### The request
Transcribe the tail of the listing: start at the line containing "Read all visible content and emit it as JSON." and stop after the last line, keeping every character as is and adding nothing.
== Task material
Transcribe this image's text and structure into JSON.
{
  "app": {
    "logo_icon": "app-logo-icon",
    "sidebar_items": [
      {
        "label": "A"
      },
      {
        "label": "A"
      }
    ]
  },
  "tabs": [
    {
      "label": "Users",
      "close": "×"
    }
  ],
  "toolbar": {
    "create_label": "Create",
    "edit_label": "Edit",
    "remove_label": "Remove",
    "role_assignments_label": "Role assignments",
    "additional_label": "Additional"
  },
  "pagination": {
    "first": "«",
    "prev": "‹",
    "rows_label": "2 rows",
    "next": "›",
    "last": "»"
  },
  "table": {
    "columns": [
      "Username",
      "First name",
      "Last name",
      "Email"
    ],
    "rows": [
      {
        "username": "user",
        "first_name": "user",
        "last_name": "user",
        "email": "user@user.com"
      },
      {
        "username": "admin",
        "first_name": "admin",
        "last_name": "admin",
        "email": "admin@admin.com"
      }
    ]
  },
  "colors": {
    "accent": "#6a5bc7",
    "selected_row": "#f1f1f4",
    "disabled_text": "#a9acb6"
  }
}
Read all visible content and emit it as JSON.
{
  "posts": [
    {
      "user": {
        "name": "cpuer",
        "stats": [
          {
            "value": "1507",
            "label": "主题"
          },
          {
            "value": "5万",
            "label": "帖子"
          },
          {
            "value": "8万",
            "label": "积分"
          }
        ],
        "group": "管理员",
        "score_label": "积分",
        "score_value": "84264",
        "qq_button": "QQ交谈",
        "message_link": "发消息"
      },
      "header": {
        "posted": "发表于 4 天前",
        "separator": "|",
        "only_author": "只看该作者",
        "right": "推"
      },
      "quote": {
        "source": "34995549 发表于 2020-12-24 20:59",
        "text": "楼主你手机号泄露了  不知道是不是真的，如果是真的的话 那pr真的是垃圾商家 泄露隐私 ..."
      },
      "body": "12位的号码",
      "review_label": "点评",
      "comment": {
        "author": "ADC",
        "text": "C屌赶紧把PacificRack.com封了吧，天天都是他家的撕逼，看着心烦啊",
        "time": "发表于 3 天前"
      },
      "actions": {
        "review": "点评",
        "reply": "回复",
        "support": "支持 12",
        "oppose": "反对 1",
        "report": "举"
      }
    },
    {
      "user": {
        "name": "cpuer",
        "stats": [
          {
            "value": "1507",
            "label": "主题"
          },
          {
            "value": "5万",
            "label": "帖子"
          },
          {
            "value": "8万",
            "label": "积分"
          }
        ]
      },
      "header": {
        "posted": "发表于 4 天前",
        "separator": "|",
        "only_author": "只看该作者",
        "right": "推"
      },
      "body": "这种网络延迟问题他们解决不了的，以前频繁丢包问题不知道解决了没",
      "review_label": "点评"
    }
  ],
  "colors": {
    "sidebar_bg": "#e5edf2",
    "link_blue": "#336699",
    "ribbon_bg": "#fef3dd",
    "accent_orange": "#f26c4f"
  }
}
====
### Exercise output
Read all visible content and emit it as JSON.
{
  "posts": [
    {
      "user": {
        "name": "cpuer",
        "stats": [
          {
            "value": "1507",
            "label": "主题"
          },
          {
            "value": "5万",
            "label": "帖子"
          },
          {
            "value": "8万",
            "label": "积分"
          }
        ],
        "group": "管理员",
        "score_label": "积分",
        "score_value": "84264",
        "qq_button": "QQ交谈",
        "message_link": "发消息"
      },
      "header": {
        "posted": "发表于 4 天前",
        "separator": "|",
        "only_author": "只看该作者",
        "right": "推"
      },
      "quote": {
        "source": "34995549 发表于 2020-12-24 20:59",
        "text": "楼主你手机号泄露了  不知道是不是真的，如果是真的的话 那pr真的是垃圾商家 泄露隐私 ..."
      },
      "body": "12位的号码",
      "review_label": "点评",
      "comment": {
        "author": "ADC",
        "text": "C屌赶紧把PacificRack.com封了吧，天天都是他家的撕逼，看着心烦啊",
        "time": "发表于 3 天前"
      },
      "actions": {
        "review": "点评",
        "reply": "回复",
        "support": "支持 12",
        "oppose": "反对 1",
        "report": "举"
      }
    },
    {
      "user": {
        "name": "cpuer",
        "stats": [
          {
            "value": "1507",
            "label": "主题"
          },
          {
            "value": "5万",
            "label": "帖子"
          },
          {
            "value": "8万",
            "label": "积分"
          }
        ]
      },
      "header": {
        "posted": "发表于 4 天前",
        "separator": "|",
        "only_author": "只看该作者",
        "right": "推"
      },
      "body": "这种网络延迟问题他们解决不了的，以前频繁丢包问题不知道解决了没",
      "review_label": "点评"
    }
  ],
  "colors": {
    "sidebar_bg": "#e5edf2",
    "link_blue": "#336699",
    "ribbon_bg": "#fef3dd",
    "accent_orange": "#f26c4f"
  }
}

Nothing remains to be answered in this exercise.